Each line below should be reproduced without any alteration.

--- Begin Data to process ---

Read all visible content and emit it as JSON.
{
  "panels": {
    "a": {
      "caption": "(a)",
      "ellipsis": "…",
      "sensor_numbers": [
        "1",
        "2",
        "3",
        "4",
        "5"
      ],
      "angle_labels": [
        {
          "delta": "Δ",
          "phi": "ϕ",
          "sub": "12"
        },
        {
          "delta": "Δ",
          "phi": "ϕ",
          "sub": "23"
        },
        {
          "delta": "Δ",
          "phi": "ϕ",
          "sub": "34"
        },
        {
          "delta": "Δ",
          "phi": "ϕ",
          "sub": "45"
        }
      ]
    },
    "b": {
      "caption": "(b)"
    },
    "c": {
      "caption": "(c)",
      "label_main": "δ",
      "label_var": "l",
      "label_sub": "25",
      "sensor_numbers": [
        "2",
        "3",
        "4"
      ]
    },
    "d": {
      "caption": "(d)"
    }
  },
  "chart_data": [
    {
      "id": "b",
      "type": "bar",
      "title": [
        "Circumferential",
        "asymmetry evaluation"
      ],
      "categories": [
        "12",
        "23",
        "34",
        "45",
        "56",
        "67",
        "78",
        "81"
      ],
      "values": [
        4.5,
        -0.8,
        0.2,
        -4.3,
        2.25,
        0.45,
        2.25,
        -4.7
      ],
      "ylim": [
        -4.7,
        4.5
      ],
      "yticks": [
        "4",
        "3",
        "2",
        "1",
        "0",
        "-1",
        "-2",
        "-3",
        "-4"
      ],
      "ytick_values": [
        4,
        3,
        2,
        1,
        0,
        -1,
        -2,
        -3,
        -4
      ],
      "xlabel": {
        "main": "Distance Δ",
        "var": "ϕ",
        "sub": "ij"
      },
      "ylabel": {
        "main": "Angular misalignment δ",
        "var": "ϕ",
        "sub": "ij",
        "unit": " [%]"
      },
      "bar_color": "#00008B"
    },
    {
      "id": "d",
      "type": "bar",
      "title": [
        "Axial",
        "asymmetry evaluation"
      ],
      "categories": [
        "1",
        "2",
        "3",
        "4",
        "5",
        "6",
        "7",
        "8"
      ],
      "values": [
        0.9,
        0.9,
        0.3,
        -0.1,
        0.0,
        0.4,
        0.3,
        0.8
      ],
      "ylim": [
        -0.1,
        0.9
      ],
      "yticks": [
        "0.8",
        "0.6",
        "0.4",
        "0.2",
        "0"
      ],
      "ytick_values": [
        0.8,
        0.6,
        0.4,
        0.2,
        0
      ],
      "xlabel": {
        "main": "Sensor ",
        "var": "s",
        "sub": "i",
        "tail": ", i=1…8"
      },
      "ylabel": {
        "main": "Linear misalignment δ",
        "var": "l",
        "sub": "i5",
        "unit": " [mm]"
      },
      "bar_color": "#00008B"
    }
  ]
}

--- End Data to process ---

Result of this task -
Read all visible content and emit it as JSON.
{
  "panels": {
    "a": {
      "caption": "(a)",
      "ellipsis": "…",
      "sensor_numbers": [
        "1",
        "2",
        "3",
        "4",
        "5"
      ],
      "angle_labels": [
        {
          "delta": "Δ",
          "phi": "ϕ",
          "sub": "12"
        },
        {
          "delta": "Δ",
          "phi": "ϕ",
          "sub": "23"
        },
        {
          "delta": "Δ",
          "phi": "ϕ",
          "sub": "34"
        },
        {
          "delta": "Δ",
          "phi": "ϕ",
          "sub": "45"
        }
      ]
    },
    "b": {
      "caption": "(b)"
    },
    "c": {
      "caption": "(c)",
      "label_main": "δ",
      "label_var": "l",
      "label_sub": "25",
      "sensor_numbers": [
        "2",
        "3",
        "4"
      ]
    },
    "d": {
      "caption": "(d)"
    }
  },
  "chart_data": [
    {
      "id": "b",
      "type": "bar",
      "title": [
        "Circumferential",
        "asymmetry evaluation"
      ],
      "categories": [
        "12",
        "23",
        "34",
        "45",
        "56",
        "67",
        "78",
        "81"
      ],
      "values": [
        4.5,
        -0.8,
        0.2,
        -4.3,
        2.25,
        0.45,
        2.25,
        -4.7
      ],
      "ylim": [
        -4.7,
        4.5
      ],
      "yticks": [
        "4",
        "3",
        "2",
        "1",
        "0",
        "-1",
        "-2",
        "-3",
        "-4"
      ],
      "ytick_values": [
        4,
        3,
        2,
        1,
        0,
        -1,
        -2,
        -3,
        -4
      ],
      "xlabel": {
        "main": "Distance Δ",
        "var": "ϕ",
        "sub": "ij"
      },
      "ylabel": {
        "main": "Angular misalignment δ",
        "var": "ϕ",
        "sub": "ij",
        "unit": " [%]"
      },
      "bar_color": "#00008B"
    },
    {
      "id": "d",
      "type": "bar",
      "title": [
        "Axial",
        "asymmetry evaluation"
      ],
      "categories": [
        "1",
        "2",
        "3",
        "4",
        "5",
        "6",
        "7",
        "8"
      ],
      "values": [
        0.9,
        0.9,
        0.3,
        -0.1,
        0.0,
        0.4,
        0.3,
        0.8
      ],
      "ylim": [
        -0.1,
        0.9
      ],
      "yticks": [
        "0.8",
        "0.6",
        "0.4",
        "0.2",
        "0"
      ],
      "ytick_values": [
        0.8,
        0.6,
        0.4,
        0.2,
        0
      ],
      "xlabel": {
        "main": "Sensor ",
        "var": "s",
        "sub": "i",
        "tail": ", i=1…8"
      },
      "ylabel": {
        "main": "Linear misalignment δ",
        "var": "l",
        "sub": "i5",
        "unit": " [mm]"
      },
      "bar_color": "#00008B"
    }
  ]
}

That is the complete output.